- [Provided information]
......

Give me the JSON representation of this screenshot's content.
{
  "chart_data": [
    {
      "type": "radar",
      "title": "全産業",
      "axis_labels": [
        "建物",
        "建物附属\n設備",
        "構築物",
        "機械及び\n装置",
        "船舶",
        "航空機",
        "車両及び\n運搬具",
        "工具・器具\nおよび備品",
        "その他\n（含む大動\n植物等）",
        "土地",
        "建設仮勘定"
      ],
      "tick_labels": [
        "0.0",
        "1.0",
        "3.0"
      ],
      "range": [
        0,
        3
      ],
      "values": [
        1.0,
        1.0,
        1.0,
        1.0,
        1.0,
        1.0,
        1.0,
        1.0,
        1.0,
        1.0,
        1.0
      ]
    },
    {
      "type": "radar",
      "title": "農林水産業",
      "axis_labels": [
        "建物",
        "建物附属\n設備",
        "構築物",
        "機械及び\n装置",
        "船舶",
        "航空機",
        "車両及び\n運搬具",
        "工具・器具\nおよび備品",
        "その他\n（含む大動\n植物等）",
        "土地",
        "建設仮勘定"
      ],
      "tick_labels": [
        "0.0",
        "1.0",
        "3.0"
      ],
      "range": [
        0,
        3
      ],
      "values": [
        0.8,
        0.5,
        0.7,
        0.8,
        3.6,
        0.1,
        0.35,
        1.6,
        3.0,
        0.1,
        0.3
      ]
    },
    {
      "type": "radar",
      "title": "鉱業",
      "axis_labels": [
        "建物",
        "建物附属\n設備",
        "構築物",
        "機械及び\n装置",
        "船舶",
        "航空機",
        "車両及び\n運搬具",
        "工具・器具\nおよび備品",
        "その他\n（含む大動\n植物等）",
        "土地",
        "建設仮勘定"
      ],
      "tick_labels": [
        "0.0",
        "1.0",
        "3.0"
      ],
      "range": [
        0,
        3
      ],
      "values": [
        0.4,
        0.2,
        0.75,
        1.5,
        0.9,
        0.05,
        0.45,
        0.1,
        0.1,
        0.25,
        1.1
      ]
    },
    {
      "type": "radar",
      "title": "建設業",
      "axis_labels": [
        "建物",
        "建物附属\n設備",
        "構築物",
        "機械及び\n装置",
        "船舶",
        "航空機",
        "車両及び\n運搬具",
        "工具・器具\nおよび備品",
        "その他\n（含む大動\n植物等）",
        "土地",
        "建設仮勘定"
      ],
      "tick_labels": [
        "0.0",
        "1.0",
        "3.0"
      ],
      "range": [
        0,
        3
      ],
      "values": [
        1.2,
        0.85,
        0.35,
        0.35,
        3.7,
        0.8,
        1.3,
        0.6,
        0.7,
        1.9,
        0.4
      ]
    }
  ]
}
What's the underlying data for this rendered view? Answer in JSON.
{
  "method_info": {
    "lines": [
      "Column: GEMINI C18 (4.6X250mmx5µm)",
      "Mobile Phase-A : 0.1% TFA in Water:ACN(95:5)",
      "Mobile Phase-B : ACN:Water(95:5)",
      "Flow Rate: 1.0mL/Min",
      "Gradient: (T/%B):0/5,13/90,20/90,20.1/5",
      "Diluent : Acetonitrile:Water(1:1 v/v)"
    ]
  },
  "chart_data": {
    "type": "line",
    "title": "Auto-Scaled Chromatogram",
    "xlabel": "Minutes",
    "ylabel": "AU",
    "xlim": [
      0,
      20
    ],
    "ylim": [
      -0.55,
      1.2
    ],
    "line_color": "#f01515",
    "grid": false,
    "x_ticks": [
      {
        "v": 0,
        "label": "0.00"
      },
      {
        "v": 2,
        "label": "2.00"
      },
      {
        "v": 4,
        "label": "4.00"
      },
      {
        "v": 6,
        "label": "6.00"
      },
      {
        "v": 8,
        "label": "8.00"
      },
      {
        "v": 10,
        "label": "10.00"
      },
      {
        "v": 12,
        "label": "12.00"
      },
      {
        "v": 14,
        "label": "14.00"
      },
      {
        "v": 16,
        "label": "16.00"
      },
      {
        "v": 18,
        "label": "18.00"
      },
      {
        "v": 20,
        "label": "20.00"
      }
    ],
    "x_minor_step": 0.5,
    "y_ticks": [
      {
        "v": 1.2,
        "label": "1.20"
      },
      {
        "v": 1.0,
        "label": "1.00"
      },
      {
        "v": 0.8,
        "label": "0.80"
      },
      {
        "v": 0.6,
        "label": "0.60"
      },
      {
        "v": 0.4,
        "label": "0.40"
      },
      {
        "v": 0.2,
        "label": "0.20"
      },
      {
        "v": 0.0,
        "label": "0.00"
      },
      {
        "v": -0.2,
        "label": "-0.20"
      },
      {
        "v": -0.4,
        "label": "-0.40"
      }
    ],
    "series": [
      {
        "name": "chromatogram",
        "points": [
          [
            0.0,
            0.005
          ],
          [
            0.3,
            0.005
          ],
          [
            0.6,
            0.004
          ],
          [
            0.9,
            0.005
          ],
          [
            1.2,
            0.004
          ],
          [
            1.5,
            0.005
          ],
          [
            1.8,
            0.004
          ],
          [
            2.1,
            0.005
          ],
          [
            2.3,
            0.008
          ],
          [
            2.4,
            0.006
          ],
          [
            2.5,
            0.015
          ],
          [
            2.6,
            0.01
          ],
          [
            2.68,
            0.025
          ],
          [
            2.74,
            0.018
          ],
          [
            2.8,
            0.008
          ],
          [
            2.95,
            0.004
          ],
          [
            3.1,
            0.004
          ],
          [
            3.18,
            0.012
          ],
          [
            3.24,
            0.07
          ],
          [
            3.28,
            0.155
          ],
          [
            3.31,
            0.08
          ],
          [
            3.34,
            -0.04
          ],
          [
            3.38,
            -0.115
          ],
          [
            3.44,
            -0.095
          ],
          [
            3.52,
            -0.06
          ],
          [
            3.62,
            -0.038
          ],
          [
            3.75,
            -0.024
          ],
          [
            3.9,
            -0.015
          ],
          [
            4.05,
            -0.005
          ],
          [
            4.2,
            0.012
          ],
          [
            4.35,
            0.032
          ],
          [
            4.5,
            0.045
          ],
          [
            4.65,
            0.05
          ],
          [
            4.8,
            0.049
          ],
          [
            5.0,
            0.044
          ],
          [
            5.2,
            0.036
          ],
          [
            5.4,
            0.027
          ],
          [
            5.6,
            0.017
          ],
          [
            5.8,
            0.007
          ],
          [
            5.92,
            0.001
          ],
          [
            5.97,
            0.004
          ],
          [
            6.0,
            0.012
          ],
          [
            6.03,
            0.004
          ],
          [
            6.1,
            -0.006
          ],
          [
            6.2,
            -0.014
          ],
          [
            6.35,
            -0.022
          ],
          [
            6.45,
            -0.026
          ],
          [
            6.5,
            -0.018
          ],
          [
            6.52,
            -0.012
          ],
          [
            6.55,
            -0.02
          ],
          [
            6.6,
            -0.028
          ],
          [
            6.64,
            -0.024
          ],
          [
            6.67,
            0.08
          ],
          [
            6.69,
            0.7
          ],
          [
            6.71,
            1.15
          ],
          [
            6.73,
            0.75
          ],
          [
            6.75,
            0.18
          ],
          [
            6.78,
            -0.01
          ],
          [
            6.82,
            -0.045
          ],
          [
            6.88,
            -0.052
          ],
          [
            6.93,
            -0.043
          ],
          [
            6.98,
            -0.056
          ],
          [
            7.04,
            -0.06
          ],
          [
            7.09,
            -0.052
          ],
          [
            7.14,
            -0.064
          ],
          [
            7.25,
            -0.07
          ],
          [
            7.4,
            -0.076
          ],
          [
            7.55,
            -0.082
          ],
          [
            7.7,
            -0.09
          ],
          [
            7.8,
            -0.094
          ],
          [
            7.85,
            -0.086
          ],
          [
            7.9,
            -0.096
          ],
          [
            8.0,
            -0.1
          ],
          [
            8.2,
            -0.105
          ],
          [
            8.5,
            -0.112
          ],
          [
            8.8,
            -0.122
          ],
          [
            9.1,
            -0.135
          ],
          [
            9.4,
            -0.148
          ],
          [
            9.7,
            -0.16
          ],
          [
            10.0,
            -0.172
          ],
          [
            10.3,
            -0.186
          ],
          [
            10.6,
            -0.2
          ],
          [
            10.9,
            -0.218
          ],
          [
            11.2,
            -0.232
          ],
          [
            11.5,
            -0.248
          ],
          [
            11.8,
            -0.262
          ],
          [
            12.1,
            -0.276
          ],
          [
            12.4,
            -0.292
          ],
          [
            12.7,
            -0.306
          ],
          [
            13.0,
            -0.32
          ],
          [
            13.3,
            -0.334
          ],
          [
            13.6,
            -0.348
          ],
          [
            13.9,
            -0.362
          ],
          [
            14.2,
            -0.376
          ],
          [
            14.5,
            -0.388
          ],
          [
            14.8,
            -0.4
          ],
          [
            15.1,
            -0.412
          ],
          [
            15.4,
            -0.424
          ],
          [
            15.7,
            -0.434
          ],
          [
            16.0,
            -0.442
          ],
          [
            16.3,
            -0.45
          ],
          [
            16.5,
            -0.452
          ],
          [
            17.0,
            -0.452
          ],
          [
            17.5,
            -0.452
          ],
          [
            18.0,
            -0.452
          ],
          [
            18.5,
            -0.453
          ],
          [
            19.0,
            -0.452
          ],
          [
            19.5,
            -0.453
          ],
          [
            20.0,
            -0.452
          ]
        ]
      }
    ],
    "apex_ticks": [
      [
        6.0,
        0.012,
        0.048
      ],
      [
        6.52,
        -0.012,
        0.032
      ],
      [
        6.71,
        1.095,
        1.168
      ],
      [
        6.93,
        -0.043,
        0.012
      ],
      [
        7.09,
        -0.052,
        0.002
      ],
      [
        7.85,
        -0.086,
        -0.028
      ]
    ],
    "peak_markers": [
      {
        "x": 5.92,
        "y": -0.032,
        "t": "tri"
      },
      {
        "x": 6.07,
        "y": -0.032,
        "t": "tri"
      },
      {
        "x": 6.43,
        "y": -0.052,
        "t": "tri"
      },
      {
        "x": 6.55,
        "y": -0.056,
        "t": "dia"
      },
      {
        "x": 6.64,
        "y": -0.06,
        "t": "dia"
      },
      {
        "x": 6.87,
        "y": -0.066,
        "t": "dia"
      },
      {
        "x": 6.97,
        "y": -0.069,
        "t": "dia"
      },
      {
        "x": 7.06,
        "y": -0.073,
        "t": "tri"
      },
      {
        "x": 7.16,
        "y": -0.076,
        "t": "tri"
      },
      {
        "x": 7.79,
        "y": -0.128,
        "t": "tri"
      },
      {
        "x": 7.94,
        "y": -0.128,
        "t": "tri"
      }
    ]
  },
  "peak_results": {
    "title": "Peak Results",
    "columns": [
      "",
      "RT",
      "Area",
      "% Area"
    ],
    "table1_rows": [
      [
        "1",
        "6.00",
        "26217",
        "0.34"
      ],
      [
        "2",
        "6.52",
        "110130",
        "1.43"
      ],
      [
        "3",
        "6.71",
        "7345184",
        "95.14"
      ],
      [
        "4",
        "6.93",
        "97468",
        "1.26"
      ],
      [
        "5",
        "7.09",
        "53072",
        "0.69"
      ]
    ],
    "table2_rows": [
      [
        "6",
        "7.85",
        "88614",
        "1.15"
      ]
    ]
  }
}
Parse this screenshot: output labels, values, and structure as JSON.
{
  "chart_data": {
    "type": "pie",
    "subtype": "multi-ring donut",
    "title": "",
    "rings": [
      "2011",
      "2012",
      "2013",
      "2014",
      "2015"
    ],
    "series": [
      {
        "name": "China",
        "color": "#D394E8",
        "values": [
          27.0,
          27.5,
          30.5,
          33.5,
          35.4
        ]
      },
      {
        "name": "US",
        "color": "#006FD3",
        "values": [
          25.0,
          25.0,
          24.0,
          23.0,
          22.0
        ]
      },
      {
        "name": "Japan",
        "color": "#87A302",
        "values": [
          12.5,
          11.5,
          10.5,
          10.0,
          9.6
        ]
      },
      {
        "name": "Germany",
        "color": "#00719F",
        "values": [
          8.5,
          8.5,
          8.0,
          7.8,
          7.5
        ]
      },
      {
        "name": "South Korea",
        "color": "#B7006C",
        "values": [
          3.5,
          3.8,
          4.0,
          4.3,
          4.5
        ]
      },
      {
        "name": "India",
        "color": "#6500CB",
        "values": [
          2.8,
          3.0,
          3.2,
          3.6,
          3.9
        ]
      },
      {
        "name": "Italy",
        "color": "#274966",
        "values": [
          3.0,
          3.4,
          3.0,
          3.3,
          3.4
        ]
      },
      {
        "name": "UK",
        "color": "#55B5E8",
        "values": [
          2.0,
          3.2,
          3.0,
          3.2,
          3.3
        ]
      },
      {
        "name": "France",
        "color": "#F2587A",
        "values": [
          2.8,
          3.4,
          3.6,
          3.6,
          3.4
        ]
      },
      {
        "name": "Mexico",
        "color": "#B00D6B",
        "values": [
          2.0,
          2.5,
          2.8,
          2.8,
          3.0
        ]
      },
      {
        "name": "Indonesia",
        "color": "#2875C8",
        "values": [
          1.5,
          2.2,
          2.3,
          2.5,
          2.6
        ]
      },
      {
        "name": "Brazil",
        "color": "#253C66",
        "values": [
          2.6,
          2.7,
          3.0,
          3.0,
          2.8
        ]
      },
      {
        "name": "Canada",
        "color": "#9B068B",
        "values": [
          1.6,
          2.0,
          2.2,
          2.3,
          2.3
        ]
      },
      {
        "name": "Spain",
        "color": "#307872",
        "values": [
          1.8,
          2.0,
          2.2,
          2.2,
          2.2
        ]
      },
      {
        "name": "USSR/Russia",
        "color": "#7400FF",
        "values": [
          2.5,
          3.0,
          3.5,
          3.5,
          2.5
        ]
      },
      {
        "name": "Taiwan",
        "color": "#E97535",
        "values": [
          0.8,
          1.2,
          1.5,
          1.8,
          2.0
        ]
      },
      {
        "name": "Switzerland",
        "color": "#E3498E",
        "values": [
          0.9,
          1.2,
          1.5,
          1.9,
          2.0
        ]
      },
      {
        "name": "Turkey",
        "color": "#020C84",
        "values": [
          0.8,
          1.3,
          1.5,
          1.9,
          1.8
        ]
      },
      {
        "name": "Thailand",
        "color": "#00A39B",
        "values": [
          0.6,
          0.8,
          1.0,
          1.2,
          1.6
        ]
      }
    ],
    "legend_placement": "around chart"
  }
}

......

- [Stated problem] Using the listing above, pull out all lines that hold the word "Phase".

- [Correct response]
      "Mobile Phase-A : 0.1% TFA in Water:ACN(95:5)",
      "Mobile Phase-B : ACN:Water(95:5)",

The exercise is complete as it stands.